§ **Entries shown**
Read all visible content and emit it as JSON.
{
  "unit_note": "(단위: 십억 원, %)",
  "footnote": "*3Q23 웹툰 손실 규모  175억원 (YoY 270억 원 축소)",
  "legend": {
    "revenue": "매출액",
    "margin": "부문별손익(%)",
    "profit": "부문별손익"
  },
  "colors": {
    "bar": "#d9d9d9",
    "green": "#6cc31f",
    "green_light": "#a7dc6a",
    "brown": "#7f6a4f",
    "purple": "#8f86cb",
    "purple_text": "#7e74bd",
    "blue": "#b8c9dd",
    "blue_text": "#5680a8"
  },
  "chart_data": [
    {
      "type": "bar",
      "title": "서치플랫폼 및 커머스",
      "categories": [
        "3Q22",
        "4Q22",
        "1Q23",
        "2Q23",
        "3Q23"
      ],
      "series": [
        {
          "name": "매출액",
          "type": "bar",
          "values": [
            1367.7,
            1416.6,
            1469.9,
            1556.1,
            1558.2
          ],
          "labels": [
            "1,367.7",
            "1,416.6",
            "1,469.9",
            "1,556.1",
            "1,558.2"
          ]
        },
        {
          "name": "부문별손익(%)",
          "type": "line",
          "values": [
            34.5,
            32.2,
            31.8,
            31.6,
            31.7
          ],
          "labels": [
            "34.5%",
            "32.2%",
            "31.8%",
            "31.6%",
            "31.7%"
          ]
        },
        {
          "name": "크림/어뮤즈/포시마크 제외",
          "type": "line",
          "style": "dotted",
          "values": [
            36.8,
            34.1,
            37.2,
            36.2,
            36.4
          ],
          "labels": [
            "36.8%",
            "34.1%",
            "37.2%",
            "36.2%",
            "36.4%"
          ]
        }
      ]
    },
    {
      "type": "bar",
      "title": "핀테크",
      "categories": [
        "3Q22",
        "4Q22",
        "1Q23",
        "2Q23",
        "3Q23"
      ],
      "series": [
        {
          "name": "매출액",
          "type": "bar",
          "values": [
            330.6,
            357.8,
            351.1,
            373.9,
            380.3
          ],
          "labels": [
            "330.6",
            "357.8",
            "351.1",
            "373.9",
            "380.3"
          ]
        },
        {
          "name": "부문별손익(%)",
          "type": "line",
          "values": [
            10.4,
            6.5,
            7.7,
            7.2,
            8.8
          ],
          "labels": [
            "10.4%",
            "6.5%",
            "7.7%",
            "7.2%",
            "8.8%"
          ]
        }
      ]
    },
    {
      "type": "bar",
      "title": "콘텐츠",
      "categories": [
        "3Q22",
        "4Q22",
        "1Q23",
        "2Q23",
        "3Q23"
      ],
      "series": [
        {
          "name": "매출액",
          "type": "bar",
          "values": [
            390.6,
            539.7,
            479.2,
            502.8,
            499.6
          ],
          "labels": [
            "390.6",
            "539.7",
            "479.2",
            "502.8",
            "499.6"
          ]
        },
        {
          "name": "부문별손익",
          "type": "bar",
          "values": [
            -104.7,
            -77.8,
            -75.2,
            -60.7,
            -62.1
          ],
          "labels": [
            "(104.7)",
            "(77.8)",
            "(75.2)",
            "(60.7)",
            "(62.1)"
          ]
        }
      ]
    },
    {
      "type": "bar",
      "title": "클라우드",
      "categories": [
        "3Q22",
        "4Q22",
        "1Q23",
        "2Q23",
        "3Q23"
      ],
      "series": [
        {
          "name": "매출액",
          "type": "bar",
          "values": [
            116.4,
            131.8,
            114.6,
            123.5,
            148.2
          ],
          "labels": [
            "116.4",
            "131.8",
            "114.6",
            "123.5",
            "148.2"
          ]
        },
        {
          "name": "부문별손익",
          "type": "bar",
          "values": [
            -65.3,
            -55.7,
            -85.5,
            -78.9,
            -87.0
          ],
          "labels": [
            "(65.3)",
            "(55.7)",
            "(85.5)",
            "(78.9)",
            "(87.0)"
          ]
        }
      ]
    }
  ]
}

§ **The problem**
Using the data above, reproduce every line exactly.

§ **Task response**
Read all visible content and emit it as JSON.
{
  "unit_note": "(단위: 십억 원, %)",
  "footnote": "*3Q23 웹툰 손실 규모  175억원 (YoY 270억 원 축소)",
  "legend": {
    "revenue": "매출액",
    "margin": "부문별손익(%)",
    "profit": "부문별손익"
  },
  "colors": {
    "bar": "#d9d9d9",
    "green": "#6cc31f",
    "green_light": "#a7dc6a",
    "brown": "#7f6a4f",
    "purple": "#8f86cb",
    "purple_text": "#7e74bd",
    "blue": "#b8c9dd",
    "blue_text": "#5680a8"
  },
  "chart_data": [
    {
      "type": "bar",
      "title": "서치플랫폼 및 커머스",
      "categories": [
        "3Q22",
        "4Q22",
        "1Q23",
        "2Q23",
        "3Q23"
      ],
      "series": [
        {
          "name": "매출액",
          "type": "bar",
          "values": [
            1367.7,
            1416.6,
            1469.9,
            1556.1,
            1558.2
          ],
          "labels": [
            "1,367.7",
            "1,416.6",
            "1,469.9",
            "1,556.1",
            "1,558.2"
          ]
        },
        {
          "name": "부문별손익(%)",
          "type": "line",
          "values": [
            34.5,
            32.2,
            31.8,
            31.6,
            31.7
          ],
          "labels": [
            "34.5%",
            "32.2%",
            "31.8%",
            "31.6%",
            "31.7%"
          ]
        },
        {
          "name": "크림/어뮤즈/포시마크 제외",
          "type": "line",
          "style": "dotted",
          "values": [
            36.8,
            34.1,
            37.2,
            36.2,
            36.4
          ],
          "labels": [
            "36.8%",
            "34.1%",
            "37.2%",
            "36.2%",
            "36.4%"
          ]
        }
      ]
    },
    {
      "type": "bar",
      "title": "핀테크",
      "categories": [
        "3Q22",
        "4Q22",
        "1Q23",
        "2Q23",
        "3Q23"
      ],
      "series": [
        {
          "name": "매출액",
          "type": "bar",
          "values": [
            330.6,
            357.8,
            351.1,
            373.9,
            380.3
          ],
          "labels": [
            "330.6",
            "357.8",
            "351.1",
            "373.9",
            "380.3"
          ]
        },
        {
          "name": "부문별손익(%)",
          "type": "line",
          "values": [
            10.4,
            6.5,
            7.7,
            7.2,
            8.8
          ],
          "labels": [
            "10.4%",
            "6.5%",
            "7.7%",
            "7.2%",
            "8.8%"
          ]
        }
      ]
    },
    {
      "type": "bar",
      "title": "콘텐츠",
      "categories": [
        "3Q22",
        "4Q22",
        "1Q23",
        "2Q23",
        "3Q23"
      ],
      "series": [
        {
          "name": "매출액",
          "type": "bar",
          "values": [
            390.6,
            539.7,
            479.2,
            502.8,
            499.6
          ],
          "labels": [
            "390.6",
            "539.7",
            "479.2",
            "502.8",
            "499.6"
          ]
        },
        {
          "name": "부문별손익",
          "type": "bar",
          "values": [
            -104.7,
            -77.8,
            -75.2,
            -60.7,
            -62.1
          ],
          "labels": [
            "(104.7)",
            "(77.8)",
            "(75.2)",
            "(60.7)",
            "(62.1)"
          ]
        }
      ]
    },
    {
      "type": "bar",
      "title": "클라우드",
      "categories": [
        "3Q22",
        "4Q22",
        "1Q23",
        "2Q23",
        "3Q23"
      ],
      "series": [
        {
          "name": "매출액",
          "type": "bar",
          "values": [
            116.4,
            131.8,
            114.6,
            123.5,
            148.2
          ],
          "labels": [
            "116.4",
            "131.8",
            "114.6",
            "123.5",
            "148.2"
          ]
        },
        {
          "name": "부문별손익",
          "type": "bar",
          "values": [
            -65.3,
            -55.7,
            -85.5,
            -78.9,
            -87.0
          ],
          "labels": [
            "(65.3)",
            "(55.7)",
            "(85.5)",
            "(78.9)",
            "(87.0)"
          ]
        }
      ]
    }
  ]
}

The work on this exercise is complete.